Raw records
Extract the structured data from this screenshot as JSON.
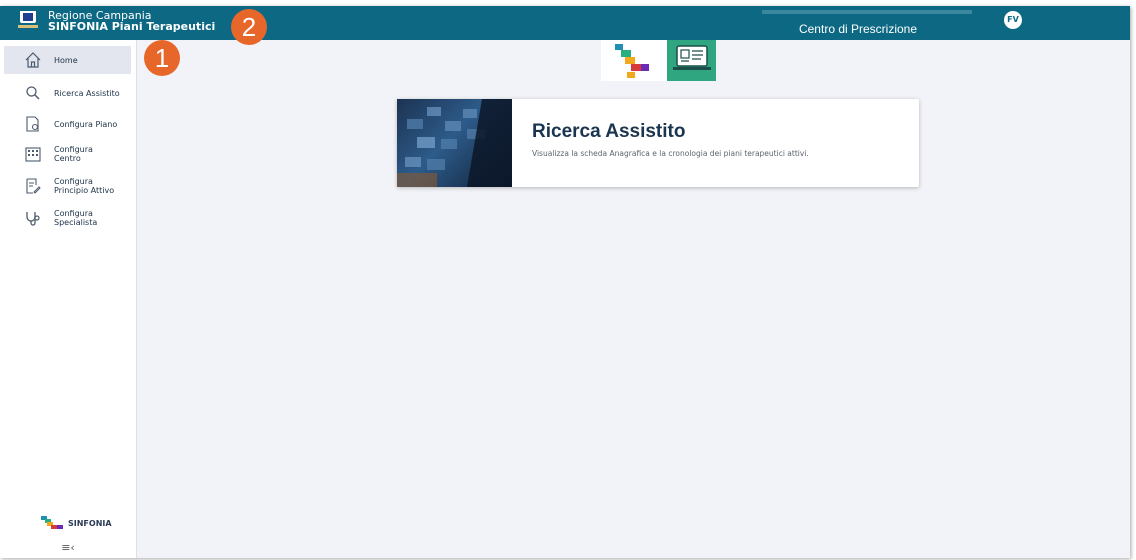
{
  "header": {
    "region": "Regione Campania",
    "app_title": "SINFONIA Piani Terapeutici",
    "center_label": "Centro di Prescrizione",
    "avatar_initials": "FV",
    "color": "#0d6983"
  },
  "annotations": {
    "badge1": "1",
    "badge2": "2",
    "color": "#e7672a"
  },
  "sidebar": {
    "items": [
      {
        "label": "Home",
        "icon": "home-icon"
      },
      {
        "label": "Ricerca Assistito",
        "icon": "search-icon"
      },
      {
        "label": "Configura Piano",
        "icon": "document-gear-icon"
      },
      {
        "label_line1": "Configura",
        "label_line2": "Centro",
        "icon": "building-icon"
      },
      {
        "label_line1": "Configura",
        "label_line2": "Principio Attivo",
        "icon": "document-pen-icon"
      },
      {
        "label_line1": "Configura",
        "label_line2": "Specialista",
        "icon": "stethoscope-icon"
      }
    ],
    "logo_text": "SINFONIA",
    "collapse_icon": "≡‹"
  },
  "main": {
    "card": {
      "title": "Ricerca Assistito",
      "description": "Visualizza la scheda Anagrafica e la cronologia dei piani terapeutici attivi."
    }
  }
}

--- DO THIS ---
Without the pictures, repeat the listing above exactly.

--- EXERCISE OUTPUT ---
Extract the structured data from this screenshot as JSON.
{
  "header": {
    "region": "Regione Campania",
    "app_title": "SINFONIA Piani Terapeutici",
    "center_label": "Centro di Prescrizione",
    "avatar_initials": "FV",
    "color": "#0d6983"
  },
  "annotations": {
    "badge1": "1",
    "badge2": "2",
    "color": "#e7672a"
  },
  "sidebar": {
    "items": [
      {
        "label": "Home",
        "icon": "home-icon"
      },
      {
        "label": "Ricerca Assistito",
        "icon": "search-icon"
      },
      {
        "label": "Configura Piano",
        "icon": "document-gear-icon"
      },
      {
        "label_line1": "Configura",
        "label_line2": "Centro",
        "icon": "building-icon"
      },
      {
        "label_line1": "Configura",
        "label_line2": "Principio Attivo",
        "icon": "document-pen-icon"
      },
      {
        "label_line1": "Configura",
        "label_line2": "Specialista",
        "icon": "stethoscope-icon"
      }
    ],
    "logo_text": "SINFONIA",
    "collapse_icon": "≡‹"
  },
  "main": {
    "card": {
      "title": "Ricerca Assistito",
      "description": "Visualizza la scheda Anagrafica e la cronologia dei piani terapeutici attivi."
    }
  }
}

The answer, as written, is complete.